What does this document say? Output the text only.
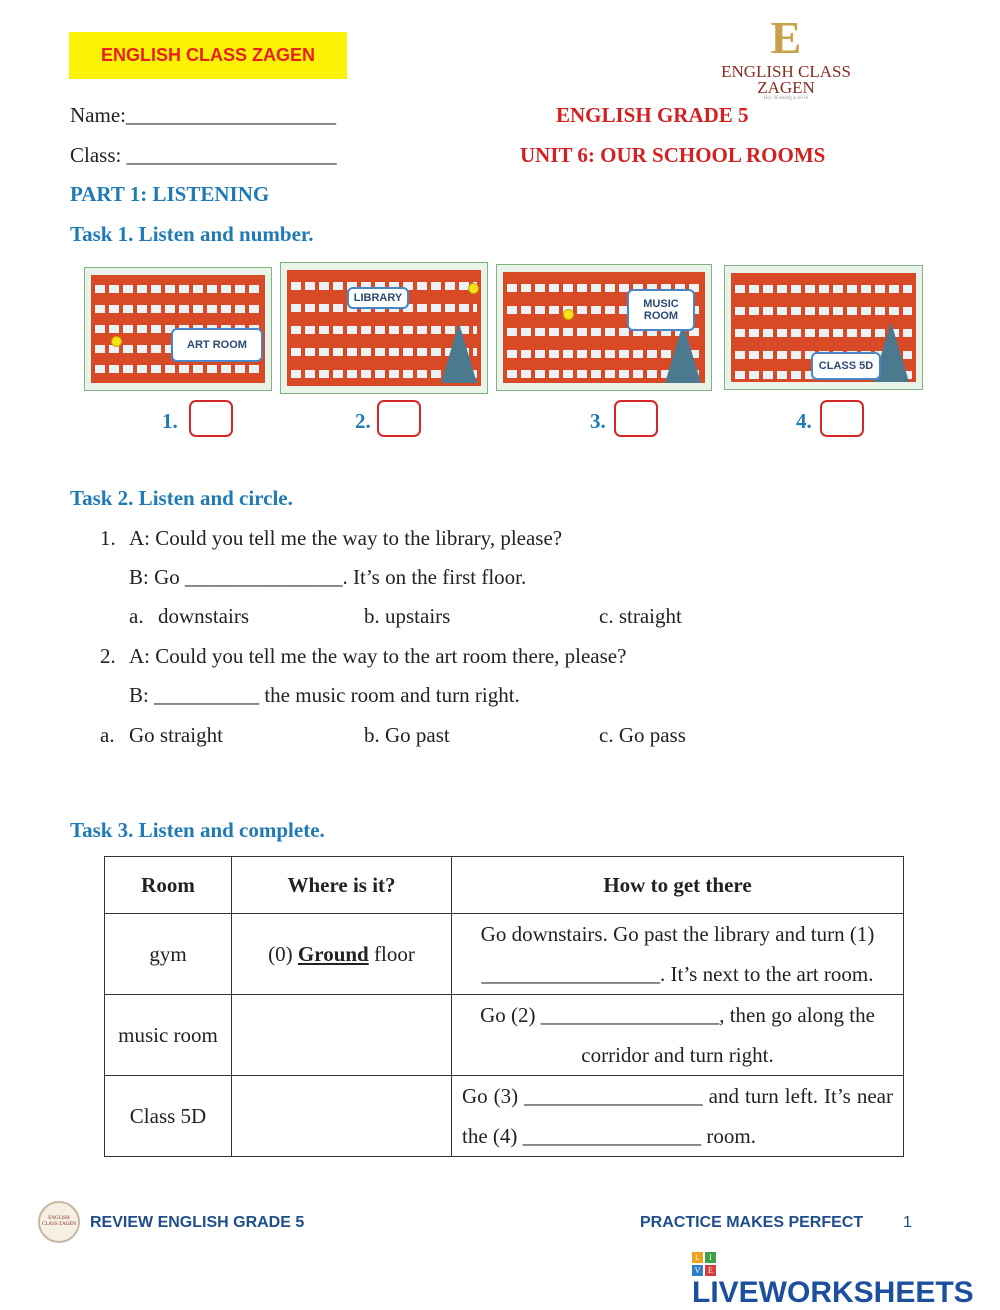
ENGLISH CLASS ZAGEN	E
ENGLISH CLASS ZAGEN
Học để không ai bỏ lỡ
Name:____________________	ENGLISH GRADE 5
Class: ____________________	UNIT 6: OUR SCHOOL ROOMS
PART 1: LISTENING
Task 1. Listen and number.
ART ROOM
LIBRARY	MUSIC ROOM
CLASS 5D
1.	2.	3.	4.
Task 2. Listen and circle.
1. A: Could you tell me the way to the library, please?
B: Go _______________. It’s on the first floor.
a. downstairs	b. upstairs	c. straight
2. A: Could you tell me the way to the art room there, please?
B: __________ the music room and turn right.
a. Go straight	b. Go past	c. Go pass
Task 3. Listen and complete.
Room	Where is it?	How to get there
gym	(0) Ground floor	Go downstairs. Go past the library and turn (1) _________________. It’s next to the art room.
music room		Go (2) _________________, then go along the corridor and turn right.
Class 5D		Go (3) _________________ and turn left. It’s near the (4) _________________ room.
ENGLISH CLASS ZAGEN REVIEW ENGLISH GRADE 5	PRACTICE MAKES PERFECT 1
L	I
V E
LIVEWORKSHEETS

▶ [Given exercise]:
Repeat each entry exactly as it appears; skip any picture.

▶ [Exercise response]:
What does this document say? Output the text only.
ENGLISH CLASS ZAGEN	E
ENGLISH CLASS ZAGEN
Học để không ai bỏ lỡ
Name:____________________	ENGLISH GRADE 5
Class: ____________________	UNIT 6: OUR SCHOOL ROOMS
PART 1: LISTENING
Task 1. Listen and number.
ART ROOM
LIBRARY	MUSIC ROOM
CLASS 5D
1.	2.	3.	4.
Task 2. Listen and circle.
1. A: Could you tell me the way to the library, please?
B: Go _______________. It’s on the first floor.
a. downstairs	b. upstairs	c. straight
2. A: Could you tell me the way to the art room there, please?
B: __________ the music room and turn right.
a. Go straight	b. Go past	c. Go pass
Task 3. Listen and complete.
Room	Where is it?	How to get there
gym	(0) Ground floor	Go downstairs. Go past the library and turn (1) _________________. It’s next to the art room.
music room		Go (2) _________________, then go along the corridor and turn right.
Class 5D		Go (3) _________________ and turn left. It’s near the (4) _________________ room.
ENGLISH CLASS ZAGEN REVIEW ENGLISH GRADE 5	PRACTICE MAKES PERFECT 1
L	I
V E
LIVEWORKSHEETS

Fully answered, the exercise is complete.